> GIVEN TASK
Select the lines of the records containing the word "this" and list them.

> MATERIAL SUPPLIED
▽
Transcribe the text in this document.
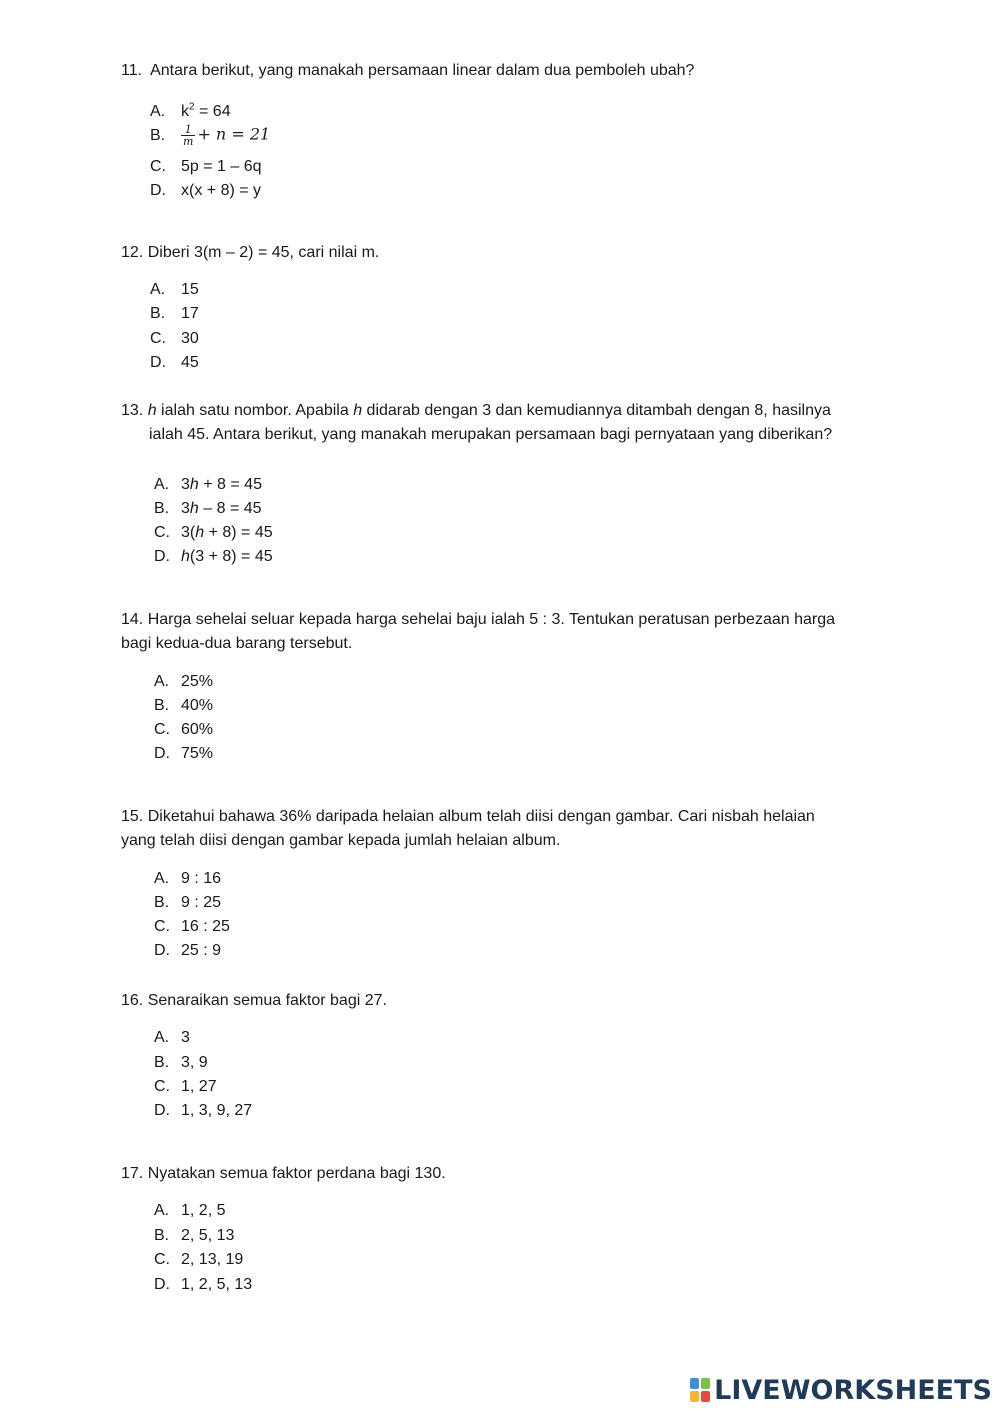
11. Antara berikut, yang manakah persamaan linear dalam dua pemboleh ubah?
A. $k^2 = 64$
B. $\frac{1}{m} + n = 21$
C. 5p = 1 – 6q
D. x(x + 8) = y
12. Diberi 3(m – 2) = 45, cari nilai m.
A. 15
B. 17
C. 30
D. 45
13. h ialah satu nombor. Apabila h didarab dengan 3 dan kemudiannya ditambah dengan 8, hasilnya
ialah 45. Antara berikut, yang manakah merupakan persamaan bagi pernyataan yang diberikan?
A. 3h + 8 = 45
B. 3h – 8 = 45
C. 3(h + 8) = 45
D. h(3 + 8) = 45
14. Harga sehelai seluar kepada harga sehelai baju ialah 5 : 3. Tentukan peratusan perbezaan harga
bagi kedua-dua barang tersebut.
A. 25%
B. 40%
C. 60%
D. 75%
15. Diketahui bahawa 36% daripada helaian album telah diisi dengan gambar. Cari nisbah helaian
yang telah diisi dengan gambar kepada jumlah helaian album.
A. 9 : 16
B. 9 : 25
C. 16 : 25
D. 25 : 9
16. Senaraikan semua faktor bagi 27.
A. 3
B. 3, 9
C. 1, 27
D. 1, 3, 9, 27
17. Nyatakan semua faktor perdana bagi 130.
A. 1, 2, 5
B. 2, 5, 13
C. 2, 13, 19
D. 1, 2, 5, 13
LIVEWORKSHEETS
△
▽
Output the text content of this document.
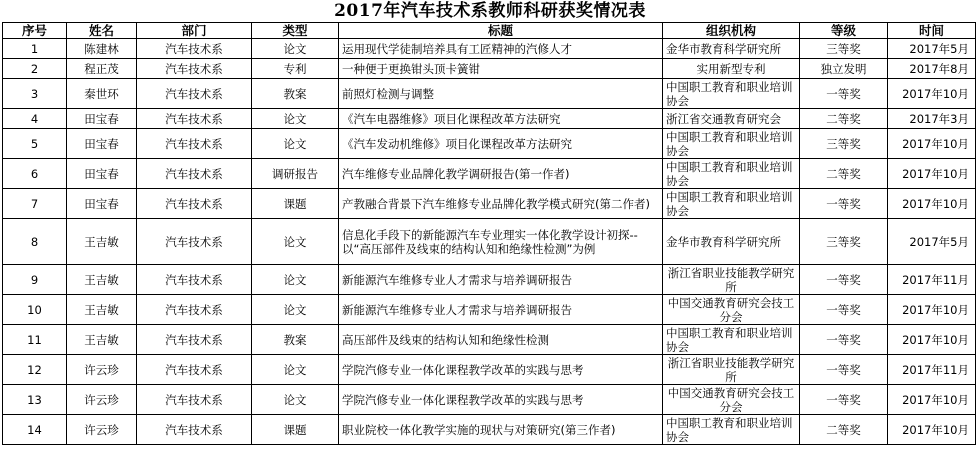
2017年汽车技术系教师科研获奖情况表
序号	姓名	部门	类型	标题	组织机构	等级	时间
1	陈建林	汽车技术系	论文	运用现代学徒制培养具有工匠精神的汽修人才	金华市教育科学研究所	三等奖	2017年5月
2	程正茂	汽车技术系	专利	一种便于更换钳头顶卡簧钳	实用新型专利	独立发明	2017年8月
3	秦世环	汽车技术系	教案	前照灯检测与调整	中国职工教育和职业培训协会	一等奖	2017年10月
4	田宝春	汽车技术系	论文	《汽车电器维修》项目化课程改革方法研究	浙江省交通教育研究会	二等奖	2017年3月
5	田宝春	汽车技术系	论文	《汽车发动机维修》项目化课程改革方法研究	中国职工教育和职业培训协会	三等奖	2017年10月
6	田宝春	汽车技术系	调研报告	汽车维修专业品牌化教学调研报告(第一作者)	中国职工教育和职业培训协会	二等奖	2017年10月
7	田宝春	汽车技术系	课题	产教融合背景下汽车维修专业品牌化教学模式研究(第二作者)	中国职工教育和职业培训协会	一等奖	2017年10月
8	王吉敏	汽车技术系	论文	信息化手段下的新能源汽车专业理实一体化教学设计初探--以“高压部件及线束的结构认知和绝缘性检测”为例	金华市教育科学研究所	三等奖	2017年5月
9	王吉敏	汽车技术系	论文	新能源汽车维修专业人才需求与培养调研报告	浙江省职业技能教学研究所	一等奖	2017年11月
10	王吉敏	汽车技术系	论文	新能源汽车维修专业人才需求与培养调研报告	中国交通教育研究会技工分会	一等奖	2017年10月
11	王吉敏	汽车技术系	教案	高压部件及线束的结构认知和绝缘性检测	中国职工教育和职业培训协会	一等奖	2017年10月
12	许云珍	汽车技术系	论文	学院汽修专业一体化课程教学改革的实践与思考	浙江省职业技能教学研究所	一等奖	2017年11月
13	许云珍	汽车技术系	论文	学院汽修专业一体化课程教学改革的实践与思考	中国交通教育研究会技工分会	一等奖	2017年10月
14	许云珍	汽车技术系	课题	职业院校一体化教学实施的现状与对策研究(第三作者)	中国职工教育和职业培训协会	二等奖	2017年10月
△
▽
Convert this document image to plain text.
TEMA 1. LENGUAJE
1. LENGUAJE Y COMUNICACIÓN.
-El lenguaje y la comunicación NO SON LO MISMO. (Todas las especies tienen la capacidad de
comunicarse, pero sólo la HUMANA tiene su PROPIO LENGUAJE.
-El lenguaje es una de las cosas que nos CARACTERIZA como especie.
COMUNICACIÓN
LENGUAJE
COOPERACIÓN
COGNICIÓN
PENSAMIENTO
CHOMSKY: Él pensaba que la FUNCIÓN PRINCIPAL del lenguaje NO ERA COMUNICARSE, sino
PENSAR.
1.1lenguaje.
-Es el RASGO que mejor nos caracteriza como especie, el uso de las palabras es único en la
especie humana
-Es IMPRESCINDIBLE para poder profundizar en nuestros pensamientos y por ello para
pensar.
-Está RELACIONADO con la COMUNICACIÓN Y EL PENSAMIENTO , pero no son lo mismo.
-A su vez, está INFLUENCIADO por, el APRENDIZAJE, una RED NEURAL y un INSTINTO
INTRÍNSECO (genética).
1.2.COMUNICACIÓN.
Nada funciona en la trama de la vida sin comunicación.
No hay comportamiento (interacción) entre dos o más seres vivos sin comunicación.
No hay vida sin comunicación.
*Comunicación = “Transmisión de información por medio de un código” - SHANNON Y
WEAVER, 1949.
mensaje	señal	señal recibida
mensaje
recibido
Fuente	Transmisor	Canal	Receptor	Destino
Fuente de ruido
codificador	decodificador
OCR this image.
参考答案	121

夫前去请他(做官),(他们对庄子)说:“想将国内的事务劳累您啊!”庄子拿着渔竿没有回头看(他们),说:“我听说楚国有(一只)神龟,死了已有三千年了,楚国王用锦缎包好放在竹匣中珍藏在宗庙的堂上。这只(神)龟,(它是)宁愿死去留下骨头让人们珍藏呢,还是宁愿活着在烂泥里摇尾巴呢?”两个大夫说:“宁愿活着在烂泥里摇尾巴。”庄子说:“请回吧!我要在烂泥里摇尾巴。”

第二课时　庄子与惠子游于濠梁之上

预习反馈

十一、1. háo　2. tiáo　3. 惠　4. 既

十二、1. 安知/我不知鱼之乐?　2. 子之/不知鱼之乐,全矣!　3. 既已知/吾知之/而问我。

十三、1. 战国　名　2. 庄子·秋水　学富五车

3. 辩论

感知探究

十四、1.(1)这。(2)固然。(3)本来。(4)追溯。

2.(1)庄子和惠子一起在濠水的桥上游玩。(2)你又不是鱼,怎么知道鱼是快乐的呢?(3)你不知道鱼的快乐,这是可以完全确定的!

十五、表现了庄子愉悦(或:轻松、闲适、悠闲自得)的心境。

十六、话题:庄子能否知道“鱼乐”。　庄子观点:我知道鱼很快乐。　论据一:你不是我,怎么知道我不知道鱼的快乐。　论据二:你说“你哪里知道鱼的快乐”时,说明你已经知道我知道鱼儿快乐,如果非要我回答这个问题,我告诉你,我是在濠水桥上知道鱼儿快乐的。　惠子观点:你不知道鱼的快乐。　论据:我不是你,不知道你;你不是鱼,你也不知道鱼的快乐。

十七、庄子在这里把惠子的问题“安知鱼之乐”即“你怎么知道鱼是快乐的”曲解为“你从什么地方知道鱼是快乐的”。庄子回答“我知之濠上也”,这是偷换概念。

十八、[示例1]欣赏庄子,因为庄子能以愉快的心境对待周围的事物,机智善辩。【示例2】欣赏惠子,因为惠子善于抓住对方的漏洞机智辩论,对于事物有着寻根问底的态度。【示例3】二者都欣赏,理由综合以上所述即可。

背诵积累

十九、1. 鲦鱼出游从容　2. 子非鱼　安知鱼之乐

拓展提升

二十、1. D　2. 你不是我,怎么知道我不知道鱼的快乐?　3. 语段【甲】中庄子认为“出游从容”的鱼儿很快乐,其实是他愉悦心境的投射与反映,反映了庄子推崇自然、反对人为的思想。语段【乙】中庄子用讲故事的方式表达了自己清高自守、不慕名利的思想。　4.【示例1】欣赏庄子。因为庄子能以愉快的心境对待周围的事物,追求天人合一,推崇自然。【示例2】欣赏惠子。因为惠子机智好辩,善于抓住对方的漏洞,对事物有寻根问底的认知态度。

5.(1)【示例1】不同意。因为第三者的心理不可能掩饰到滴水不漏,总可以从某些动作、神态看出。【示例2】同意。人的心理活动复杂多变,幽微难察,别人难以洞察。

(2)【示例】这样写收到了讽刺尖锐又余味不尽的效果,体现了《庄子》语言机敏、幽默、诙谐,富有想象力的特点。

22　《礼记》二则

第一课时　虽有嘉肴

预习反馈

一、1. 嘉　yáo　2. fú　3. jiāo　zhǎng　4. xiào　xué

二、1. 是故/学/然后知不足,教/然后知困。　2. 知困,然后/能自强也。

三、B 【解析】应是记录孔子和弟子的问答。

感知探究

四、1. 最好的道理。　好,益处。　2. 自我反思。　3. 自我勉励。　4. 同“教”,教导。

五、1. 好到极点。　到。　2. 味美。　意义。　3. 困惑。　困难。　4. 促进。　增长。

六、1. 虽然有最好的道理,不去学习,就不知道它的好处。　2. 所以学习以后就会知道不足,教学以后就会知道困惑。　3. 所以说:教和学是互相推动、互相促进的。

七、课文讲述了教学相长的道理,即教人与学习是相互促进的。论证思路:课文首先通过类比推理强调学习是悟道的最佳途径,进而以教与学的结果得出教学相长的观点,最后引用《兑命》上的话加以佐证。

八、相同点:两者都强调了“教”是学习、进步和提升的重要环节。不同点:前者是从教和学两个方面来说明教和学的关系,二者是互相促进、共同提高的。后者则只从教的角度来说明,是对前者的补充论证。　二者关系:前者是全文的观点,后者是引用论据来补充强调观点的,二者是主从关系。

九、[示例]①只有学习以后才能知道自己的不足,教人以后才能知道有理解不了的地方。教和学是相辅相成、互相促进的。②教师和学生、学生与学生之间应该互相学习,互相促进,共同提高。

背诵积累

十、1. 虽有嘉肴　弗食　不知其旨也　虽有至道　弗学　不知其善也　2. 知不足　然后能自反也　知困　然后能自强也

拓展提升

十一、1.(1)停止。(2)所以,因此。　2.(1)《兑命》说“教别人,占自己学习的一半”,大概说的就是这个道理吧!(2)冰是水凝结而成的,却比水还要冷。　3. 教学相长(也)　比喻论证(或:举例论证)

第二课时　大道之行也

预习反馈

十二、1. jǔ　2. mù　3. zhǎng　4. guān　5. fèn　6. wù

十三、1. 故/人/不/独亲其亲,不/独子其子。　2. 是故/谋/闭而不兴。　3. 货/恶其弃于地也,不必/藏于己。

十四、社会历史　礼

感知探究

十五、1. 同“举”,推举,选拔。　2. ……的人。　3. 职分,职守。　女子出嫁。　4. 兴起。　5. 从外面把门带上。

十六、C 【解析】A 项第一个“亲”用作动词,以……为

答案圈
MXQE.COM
△
> SOLUTION
Transcribe the text in this document.
Output the text content of this document.
Convert this document image to plain text.
OCR this image.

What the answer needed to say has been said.